For the listing below, give the count of lines containing "this", and no other text.

___ Records for the exercise

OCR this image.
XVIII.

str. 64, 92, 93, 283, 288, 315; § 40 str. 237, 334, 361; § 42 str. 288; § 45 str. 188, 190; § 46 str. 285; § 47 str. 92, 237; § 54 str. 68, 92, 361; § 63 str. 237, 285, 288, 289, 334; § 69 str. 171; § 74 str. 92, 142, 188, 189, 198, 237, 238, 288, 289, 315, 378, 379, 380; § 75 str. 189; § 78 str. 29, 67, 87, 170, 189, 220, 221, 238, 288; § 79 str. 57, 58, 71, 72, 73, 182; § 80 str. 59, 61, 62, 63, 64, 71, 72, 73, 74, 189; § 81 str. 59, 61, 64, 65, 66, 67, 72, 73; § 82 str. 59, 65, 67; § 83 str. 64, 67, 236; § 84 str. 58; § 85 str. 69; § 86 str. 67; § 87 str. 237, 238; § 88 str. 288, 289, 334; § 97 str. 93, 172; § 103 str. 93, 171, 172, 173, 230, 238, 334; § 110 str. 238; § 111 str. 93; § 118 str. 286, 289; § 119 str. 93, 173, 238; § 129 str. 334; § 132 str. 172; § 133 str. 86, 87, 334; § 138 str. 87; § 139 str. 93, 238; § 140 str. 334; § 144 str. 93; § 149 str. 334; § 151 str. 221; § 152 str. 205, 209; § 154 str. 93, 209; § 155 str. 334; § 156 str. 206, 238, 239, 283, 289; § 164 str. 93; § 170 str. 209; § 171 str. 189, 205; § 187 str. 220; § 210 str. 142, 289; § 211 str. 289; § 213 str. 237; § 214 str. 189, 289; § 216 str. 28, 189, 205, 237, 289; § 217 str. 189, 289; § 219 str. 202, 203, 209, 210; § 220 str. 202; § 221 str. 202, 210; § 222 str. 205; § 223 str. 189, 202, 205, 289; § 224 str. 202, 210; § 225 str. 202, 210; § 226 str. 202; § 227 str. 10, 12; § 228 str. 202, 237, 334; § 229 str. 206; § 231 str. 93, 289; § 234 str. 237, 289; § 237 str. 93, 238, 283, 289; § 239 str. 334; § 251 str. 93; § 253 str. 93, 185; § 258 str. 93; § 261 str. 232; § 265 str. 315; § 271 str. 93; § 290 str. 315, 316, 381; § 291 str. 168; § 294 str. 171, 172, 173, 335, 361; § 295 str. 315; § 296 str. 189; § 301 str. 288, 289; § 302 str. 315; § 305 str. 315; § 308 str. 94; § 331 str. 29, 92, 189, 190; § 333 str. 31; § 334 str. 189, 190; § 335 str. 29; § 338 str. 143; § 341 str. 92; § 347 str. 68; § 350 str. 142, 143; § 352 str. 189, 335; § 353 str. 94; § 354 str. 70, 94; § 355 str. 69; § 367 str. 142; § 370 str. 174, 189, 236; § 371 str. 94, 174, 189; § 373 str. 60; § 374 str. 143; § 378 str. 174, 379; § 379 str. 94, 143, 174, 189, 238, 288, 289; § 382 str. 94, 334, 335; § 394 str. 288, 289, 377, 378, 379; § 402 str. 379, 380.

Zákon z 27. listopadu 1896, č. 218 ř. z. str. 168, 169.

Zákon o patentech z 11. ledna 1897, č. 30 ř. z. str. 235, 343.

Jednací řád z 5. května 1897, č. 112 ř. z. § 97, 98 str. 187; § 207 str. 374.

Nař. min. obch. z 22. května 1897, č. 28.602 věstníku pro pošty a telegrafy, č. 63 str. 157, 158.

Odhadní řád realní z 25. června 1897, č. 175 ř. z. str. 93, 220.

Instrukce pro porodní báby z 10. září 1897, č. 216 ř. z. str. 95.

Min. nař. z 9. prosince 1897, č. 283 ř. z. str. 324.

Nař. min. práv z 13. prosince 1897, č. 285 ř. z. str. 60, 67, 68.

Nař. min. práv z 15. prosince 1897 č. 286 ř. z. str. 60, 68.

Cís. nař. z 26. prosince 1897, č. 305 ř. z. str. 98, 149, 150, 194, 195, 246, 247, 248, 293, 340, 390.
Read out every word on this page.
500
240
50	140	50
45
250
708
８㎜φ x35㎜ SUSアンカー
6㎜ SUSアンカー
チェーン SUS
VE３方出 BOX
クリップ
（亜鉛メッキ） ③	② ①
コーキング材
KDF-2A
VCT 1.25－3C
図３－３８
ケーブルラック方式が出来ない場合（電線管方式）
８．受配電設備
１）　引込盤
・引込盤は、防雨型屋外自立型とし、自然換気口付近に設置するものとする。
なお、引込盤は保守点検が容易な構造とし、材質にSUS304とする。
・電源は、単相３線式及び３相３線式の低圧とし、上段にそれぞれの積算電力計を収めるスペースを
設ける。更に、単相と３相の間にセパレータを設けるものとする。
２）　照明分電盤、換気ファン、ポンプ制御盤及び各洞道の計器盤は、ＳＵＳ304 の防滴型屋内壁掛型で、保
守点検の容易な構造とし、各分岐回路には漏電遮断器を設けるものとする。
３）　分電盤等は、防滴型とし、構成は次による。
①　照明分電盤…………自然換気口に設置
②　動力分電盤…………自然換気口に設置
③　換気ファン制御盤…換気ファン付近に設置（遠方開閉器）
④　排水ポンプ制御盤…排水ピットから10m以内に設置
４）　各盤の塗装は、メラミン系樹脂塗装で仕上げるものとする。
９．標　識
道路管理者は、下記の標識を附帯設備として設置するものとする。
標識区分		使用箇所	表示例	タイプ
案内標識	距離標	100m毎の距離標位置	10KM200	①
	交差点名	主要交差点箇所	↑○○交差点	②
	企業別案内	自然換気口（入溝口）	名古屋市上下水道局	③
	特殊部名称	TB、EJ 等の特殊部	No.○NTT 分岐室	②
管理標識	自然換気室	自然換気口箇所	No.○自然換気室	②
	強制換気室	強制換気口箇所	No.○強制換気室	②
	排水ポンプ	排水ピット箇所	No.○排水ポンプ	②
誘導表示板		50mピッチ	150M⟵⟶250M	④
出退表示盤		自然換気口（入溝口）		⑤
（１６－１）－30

______

Result: 2